▸ Written instruction
Retype every entry word for word.

▸ Records provided
⟨

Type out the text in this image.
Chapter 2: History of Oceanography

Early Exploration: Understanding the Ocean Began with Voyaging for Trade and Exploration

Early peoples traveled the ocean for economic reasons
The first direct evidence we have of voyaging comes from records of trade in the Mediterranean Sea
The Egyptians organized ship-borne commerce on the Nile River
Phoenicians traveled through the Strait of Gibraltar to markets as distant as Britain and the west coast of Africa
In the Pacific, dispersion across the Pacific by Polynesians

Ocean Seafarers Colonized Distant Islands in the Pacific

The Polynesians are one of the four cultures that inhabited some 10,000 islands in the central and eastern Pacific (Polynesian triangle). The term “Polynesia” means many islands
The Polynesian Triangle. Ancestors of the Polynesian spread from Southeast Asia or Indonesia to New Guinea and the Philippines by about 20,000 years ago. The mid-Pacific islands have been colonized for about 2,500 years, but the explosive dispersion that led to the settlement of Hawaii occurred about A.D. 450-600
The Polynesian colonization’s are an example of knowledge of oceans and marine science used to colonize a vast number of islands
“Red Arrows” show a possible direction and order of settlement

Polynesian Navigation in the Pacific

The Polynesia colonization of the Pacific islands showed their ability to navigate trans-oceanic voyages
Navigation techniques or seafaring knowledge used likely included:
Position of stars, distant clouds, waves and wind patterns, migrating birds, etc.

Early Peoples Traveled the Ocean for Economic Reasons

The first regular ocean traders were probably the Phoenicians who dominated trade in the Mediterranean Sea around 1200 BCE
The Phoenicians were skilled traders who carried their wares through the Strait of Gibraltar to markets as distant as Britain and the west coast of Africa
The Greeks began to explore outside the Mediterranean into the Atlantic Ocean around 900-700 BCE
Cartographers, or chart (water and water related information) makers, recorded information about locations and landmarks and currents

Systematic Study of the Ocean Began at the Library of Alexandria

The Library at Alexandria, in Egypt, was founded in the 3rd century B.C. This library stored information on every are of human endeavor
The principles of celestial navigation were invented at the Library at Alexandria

⟩

▸ Exercise answer
Type out the text in this image.
Chapter 2: History of Oceanography

Early Exploration: Understanding the Ocean Began with Voyaging for Trade and Exploration

Early peoples traveled the ocean for economic reasons
The first direct evidence we have of voyaging comes from records of trade in the Mediterranean Sea
The Egyptians organized ship-borne commerce on the Nile River
Phoenicians traveled through the Strait of Gibraltar to markets as distant as Britain and the west coast of Africa
In the Pacific, dispersion across the Pacific by Polynesians

Ocean Seafarers Colonized Distant Islands in the Pacific

The Polynesians are one of the four cultures that inhabited some 10,000 islands in the central and eastern Pacific (Polynesian triangle). The term “Polynesia” means many islands
The Polynesian Triangle. Ancestors of the Polynesian spread from Southeast Asia or Indonesia to New Guinea and the Philippines by about 20,000 years ago. The mid-Pacific islands have been colonized for about 2,500 years, but the explosive dispersion that led to the settlement of Hawaii occurred about A.D. 450-600
The Polynesian colonization’s are an example of knowledge of oceans and marine science used to colonize a vast number of islands
“Red Arrows” show a possible direction and order of settlement

Polynesian Navigation in the Pacific

The Polynesia colonization of the Pacific islands showed their ability to navigate trans-oceanic voyages
Navigation techniques or seafaring knowledge used likely included:
Position of stars, distant clouds, waves and wind patterns, migrating birds, etc.

Early Peoples Traveled the Ocean for Economic Reasons

The first regular ocean traders were probably the Phoenicians who dominated trade in the Mediterranean Sea around 1200 BCE
The Phoenicians were skilled traders who carried their wares through the Strait of Gibraltar to markets as distant as Britain and the west coast of Africa
The Greeks began to explore outside the Mediterranean into the Atlantic Ocean around 900-700 BCE
Cartographers, or chart (water and water related information) makers, recorded information about locations and landmarks and currents

Systematic Study of the Ocean Began at the Library of Alexandria

The Library at Alexandria, in Egypt, was founded in the 3rd century B.C. This library stored information on every are of human endeavor
The principles of celestial navigation were invented at the Library at Alexandria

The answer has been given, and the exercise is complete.